▸ **Instructions to follow**:
Please transcribe the listing below in full and word for word, without its pictures.

* START Supplied data *

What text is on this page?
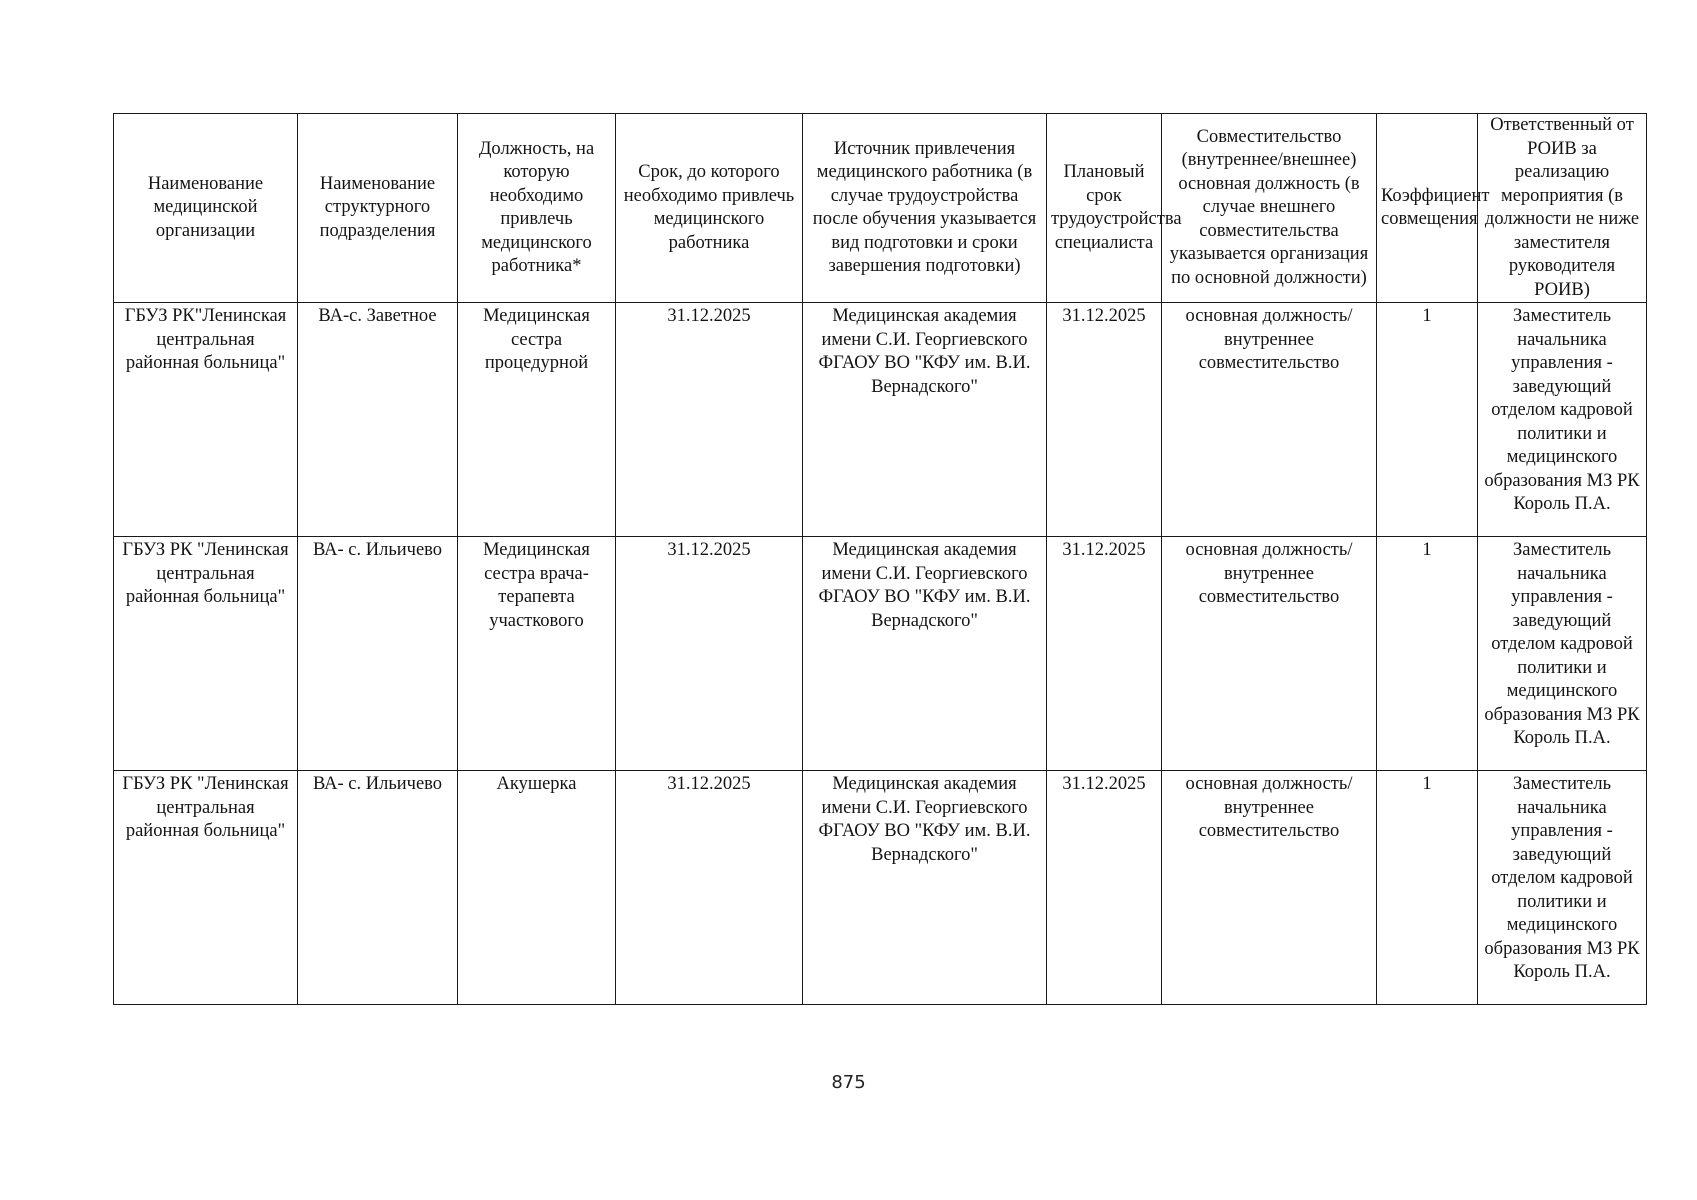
Наименование медицинской организации	Наименование структурного подразделения	Должность, на которую необходимо привлечь медицинского работника*	Срок, до которого необходимо привлечь медицинского работника	Источник привлечения медицинского работника (в случае трудоустройства после обучения указывается вид подготовки и сроки завершения подготовки)	Плановый срок трудоустройства специалиста	Совместительство (внутреннее/внешнее) основная должность (в случае внешнего совместительства указывается организация по основной должности)	Коэффициент совмещения	Ответственный от РОИВ за реализацию мероприятия (в должности не ниже заместителя руководителя РОИВ)
ГБУЗ РК"Ленинская центральная районная больница"	ВА-с. Заветное	Медицинская сестра процедурной	31.12.2025	Медицинская академия имени С.И. Георгиевского ФГАОУ ВО "КФУ им. В.И. Вернадского"	31.12.2025	основная должность/ внутреннее совместительство	1	Заместитель начальника управления - заведующий отделом кадровой политики и медицинского образования МЗ РК Король П.А.
ГБУЗ РК "Ленинская центральная районная больница"	ВА- с. Ильичево	Медицинская сестра врача-терапевта участкового	31.12.2025	Медицинская академия имени С.И. Георгиевского ФГАОУ ВО "КФУ им. В.И. Вернадского"	31.12.2025	основная должность/ внутреннее совместительство	1	Заместитель начальника управления - заведующий отделом кадровой политики и медицинского образования МЗ РК Король П.А.
ГБУЗ РК "Ленинская центральная районная больница"	ВА- с. Ильичево	Акушерка	31.12.2025	Медицинская академия имени С.И. Георгиевского ФГАОУ ВО "КФУ им. В.И. Вернадского"	31.12.2025	основная должность/ внутреннее совместительство	1	Заместитель начальника управления - заведующий отделом кадровой политики и медицинского образования МЗ РК Король П.А.
875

* END Supplied data *

▸ **Written reply**:
What text is on this page?
Наименование медицинской организации	Наименование структурного подразделения	Должность, на которую необходимо привлечь медицинского работника*	Срок, до которого необходимо привлечь медицинского работника	Источник привлечения медицинского работника (в случае трудоустройства после обучения указывается вид подготовки и сроки завершения подготовки)	Плановый срок трудоустройства специалиста	Совместительство (внутреннее/внешнее) основная должность (в случае внешнего совместительства указывается организация по основной должности)	Коэффициент совмещения	Ответственный от РОИВ за реализацию мероприятия (в должности не ниже заместителя руководителя РОИВ)
ГБУЗ РК"Ленинская центральная районная больница"	ВА-с. Заветное	Медицинская сестра процедурной	31.12.2025	Медицинская академия имени С.И. Георгиевского ФГАОУ ВО "КФУ им. В.И. Вернадского"	31.12.2025	основная должность/ внутреннее совместительство	1	Заместитель начальника управления - заведующий отделом кадровой политики и медицинского образования МЗ РК Король П.А.
ГБУЗ РК "Ленинская центральная районная больница"	ВА- с. Ильичево	Медицинская сестра врача-терапевта участкового	31.12.2025	Медицинская академия имени С.И. Георгиевского ФГАОУ ВО "КФУ им. В.И. Вернадского"	31.12.2025	основная должность/ внутреннее совместительство	1	Заместитель начальника управления - заведующий отделом кадровой политики и медицинского образования МЗ РК Король П.А.
ГБУЗ РК "Ленинская центральная районная больница"	ВА- с. Ильичево	Акушерка	31.12.2025	Медицинская академия имени С.И. Георгиевского ФГАОУ ВО "КФУ им. В.И. Вернадского"	31.12.2025	основная должность/ внутреннее совместительство	1	Заместитель начальника управления - заведующий отделом кадровой политики и медицинского образования МЗ РК Король П.А.
875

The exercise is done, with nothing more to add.